Using the material that follows, identify and copy each line with the string "люди".

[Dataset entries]

──────────

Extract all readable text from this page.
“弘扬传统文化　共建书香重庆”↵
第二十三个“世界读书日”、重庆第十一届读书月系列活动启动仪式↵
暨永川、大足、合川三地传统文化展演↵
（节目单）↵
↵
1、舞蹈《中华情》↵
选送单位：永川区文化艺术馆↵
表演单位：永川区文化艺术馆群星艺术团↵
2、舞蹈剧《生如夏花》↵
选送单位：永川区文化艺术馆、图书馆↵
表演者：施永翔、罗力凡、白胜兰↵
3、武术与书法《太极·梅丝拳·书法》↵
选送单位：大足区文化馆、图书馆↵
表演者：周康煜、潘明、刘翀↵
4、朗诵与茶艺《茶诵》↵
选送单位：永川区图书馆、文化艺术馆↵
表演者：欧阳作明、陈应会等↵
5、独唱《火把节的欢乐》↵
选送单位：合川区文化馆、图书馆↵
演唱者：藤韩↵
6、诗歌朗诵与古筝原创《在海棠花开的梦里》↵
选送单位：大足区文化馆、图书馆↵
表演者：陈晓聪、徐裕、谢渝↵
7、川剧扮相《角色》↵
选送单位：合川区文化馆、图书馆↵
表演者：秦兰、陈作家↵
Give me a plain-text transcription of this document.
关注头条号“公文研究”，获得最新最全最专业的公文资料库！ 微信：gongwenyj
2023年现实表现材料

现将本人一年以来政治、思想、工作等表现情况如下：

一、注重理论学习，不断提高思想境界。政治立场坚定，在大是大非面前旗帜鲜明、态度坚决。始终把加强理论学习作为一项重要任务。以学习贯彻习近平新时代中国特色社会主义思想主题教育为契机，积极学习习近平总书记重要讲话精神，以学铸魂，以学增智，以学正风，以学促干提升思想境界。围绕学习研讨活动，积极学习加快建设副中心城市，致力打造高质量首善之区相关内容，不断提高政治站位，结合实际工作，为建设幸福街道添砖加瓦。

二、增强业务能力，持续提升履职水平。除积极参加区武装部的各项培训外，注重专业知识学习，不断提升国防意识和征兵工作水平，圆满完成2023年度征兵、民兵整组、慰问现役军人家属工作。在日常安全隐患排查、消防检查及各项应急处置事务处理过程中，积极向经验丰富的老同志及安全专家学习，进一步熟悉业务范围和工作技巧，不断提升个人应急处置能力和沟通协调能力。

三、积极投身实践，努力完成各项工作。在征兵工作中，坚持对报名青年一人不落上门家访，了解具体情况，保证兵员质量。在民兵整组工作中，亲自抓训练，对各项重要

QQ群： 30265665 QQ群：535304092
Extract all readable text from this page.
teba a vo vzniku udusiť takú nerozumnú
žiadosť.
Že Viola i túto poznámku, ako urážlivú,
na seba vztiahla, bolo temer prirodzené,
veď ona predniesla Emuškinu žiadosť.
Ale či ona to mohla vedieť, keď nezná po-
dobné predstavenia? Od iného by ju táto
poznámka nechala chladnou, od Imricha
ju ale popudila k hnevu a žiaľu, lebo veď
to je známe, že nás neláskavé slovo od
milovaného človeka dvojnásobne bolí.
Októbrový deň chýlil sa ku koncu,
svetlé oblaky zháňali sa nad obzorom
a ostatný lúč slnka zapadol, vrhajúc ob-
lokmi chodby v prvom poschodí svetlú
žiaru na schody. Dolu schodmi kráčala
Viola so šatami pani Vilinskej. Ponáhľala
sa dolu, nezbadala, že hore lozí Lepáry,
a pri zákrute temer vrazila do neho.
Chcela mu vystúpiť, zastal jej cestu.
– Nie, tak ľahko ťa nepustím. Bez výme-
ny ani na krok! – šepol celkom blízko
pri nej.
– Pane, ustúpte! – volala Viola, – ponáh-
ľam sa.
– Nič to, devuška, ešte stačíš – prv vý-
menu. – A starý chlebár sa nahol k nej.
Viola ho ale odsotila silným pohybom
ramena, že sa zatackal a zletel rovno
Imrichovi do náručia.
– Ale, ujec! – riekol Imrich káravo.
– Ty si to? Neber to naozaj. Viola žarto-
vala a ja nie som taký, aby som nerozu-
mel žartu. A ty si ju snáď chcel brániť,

──────────

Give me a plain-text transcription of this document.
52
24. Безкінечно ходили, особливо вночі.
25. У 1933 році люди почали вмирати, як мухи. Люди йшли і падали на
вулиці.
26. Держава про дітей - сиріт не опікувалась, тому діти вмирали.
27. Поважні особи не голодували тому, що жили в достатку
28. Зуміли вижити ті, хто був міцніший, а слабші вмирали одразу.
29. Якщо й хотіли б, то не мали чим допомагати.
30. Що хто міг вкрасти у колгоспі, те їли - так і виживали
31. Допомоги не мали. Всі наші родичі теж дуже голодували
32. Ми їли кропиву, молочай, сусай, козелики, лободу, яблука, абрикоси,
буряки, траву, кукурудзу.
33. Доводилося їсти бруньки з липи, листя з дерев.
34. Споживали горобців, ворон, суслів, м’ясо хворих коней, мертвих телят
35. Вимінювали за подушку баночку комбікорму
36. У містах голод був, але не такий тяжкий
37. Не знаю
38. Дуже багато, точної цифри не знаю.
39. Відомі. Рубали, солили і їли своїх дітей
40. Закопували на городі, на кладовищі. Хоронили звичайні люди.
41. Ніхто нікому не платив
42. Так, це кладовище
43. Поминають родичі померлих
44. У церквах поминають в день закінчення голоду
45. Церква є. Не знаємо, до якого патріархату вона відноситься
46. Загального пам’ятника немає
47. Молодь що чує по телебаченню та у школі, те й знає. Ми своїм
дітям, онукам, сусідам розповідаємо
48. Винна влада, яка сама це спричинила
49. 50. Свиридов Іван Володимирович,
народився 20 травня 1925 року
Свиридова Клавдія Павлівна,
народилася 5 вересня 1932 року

──────────

**CORRECT ANSWER**
25. У 1933 році люди почали вмирати, як мухи. Люди йшли і падали на
40. Закопували на городі, на кладовищі. Хоронили звичайні люди.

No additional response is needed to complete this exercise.